SHORT PROBLEM —
Go through the data below. List every line that holds the word "object".
[Start of THE DATA]
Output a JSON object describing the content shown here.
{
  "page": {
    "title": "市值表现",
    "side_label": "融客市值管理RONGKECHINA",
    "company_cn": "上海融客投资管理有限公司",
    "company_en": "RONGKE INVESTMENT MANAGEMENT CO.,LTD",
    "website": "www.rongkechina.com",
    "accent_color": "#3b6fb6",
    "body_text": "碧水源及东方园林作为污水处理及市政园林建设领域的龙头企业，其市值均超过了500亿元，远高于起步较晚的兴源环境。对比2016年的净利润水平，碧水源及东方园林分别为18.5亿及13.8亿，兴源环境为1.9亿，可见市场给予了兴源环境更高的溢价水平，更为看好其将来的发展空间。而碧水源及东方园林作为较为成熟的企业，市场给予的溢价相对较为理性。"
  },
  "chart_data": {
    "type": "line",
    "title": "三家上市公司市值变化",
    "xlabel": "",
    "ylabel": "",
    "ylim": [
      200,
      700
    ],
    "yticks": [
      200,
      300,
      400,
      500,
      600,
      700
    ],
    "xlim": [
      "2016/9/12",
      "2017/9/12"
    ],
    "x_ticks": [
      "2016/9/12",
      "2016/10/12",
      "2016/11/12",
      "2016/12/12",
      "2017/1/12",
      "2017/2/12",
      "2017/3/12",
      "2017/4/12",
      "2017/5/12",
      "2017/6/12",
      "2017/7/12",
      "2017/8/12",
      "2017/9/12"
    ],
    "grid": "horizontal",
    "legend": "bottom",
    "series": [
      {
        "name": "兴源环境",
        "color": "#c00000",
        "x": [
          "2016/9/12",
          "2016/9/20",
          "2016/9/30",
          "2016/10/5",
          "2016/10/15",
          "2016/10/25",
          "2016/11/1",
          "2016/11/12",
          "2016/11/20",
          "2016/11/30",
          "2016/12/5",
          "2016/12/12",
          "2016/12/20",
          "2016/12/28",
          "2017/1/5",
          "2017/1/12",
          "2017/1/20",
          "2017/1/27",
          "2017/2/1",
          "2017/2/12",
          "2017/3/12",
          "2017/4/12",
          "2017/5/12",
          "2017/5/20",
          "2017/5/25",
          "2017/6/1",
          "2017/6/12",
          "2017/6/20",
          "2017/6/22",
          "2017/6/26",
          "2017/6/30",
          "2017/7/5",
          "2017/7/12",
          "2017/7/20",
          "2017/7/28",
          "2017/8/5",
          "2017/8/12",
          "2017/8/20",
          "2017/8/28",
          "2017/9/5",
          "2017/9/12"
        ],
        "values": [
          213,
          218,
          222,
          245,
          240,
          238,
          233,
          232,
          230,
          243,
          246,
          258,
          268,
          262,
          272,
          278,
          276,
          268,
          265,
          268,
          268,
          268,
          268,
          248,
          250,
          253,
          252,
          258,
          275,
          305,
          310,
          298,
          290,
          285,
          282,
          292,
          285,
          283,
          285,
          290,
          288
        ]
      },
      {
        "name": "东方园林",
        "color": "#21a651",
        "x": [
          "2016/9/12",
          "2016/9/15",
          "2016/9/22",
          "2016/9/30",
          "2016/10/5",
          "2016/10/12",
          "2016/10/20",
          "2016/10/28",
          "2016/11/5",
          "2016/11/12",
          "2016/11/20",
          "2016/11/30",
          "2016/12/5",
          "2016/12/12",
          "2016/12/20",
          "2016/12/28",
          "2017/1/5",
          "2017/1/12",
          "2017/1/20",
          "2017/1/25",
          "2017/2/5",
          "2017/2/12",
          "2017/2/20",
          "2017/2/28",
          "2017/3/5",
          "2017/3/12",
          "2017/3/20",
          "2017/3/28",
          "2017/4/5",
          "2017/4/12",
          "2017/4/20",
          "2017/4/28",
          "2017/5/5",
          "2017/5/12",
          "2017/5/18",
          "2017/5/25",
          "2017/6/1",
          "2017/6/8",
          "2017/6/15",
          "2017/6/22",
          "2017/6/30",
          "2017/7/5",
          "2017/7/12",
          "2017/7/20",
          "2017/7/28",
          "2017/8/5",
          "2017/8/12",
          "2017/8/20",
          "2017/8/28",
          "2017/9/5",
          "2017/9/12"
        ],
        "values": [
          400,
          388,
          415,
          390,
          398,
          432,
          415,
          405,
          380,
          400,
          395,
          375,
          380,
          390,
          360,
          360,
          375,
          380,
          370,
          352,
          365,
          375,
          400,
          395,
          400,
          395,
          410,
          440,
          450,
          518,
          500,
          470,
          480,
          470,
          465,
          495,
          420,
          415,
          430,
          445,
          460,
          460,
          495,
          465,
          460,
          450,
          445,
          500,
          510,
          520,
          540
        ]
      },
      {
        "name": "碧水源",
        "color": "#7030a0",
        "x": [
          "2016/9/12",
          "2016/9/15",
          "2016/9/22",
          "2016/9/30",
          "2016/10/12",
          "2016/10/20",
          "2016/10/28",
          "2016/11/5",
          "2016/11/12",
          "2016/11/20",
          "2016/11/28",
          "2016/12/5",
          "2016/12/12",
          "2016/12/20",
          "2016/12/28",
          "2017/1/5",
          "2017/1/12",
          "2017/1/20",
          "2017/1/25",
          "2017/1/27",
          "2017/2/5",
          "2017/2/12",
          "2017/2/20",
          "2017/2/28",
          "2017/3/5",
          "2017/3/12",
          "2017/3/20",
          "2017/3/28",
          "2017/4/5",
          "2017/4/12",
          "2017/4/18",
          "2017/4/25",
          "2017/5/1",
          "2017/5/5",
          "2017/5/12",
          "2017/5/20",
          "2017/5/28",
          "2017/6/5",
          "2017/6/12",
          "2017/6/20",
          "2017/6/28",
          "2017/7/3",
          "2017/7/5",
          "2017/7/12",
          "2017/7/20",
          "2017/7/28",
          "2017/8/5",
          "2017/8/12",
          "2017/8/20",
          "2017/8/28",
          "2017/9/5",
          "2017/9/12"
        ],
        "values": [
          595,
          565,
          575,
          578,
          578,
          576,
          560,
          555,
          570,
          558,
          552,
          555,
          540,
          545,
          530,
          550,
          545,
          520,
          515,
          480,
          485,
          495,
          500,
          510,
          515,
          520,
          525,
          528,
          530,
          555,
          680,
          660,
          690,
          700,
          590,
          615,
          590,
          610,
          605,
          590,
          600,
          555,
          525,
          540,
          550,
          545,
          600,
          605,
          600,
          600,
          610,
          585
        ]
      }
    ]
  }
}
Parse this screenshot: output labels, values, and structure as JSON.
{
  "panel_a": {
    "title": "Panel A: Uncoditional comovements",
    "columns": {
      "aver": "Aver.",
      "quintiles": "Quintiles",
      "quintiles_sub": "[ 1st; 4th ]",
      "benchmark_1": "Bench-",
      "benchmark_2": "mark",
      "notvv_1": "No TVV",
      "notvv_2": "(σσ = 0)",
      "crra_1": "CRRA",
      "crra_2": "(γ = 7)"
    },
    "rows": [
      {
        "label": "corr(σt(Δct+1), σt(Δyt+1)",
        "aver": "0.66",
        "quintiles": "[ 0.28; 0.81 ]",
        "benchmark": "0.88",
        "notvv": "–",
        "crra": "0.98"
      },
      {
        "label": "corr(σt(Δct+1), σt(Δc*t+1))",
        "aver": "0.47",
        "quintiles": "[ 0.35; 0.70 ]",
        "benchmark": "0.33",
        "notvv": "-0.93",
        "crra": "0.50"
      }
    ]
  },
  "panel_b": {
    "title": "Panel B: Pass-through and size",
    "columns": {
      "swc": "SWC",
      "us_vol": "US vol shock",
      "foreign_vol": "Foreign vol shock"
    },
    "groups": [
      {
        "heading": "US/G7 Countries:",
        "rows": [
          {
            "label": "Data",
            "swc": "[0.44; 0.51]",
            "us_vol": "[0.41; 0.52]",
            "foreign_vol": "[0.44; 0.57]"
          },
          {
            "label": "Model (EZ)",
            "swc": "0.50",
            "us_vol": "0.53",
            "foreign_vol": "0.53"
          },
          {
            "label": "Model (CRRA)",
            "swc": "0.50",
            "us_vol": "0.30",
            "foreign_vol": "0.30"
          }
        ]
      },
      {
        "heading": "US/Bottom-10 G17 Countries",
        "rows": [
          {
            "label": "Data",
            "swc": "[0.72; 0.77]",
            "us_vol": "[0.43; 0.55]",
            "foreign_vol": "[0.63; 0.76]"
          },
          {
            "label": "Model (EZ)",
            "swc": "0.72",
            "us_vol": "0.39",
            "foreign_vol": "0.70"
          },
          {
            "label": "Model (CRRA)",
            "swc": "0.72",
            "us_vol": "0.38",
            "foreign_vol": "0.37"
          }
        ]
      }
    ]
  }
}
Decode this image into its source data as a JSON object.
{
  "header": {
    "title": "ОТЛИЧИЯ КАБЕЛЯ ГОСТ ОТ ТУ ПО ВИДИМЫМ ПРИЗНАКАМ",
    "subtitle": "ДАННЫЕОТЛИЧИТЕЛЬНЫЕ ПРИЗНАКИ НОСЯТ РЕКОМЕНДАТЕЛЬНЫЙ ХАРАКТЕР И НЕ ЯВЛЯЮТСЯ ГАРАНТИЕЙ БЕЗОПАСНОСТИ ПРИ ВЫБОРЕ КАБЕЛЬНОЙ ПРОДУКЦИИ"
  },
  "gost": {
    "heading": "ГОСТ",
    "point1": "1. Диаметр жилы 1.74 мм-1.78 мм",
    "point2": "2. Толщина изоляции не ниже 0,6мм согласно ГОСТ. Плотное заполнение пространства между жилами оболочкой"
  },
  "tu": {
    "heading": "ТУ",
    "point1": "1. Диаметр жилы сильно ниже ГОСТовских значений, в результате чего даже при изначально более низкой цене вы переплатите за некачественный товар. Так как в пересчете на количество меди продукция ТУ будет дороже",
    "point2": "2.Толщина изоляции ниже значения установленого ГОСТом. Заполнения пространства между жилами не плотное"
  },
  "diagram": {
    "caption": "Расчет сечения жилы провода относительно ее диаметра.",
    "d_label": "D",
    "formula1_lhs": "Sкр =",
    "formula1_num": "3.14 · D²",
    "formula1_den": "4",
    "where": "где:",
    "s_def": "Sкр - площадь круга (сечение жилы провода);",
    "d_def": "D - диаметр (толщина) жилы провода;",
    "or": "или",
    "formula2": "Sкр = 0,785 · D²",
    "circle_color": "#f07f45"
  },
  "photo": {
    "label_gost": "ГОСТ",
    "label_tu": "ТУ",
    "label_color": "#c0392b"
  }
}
[End of THE DATA]
ANSWER IN FULL —
Output a JSON object describing the content shown here.
Decode this image into its source data as a JSON object.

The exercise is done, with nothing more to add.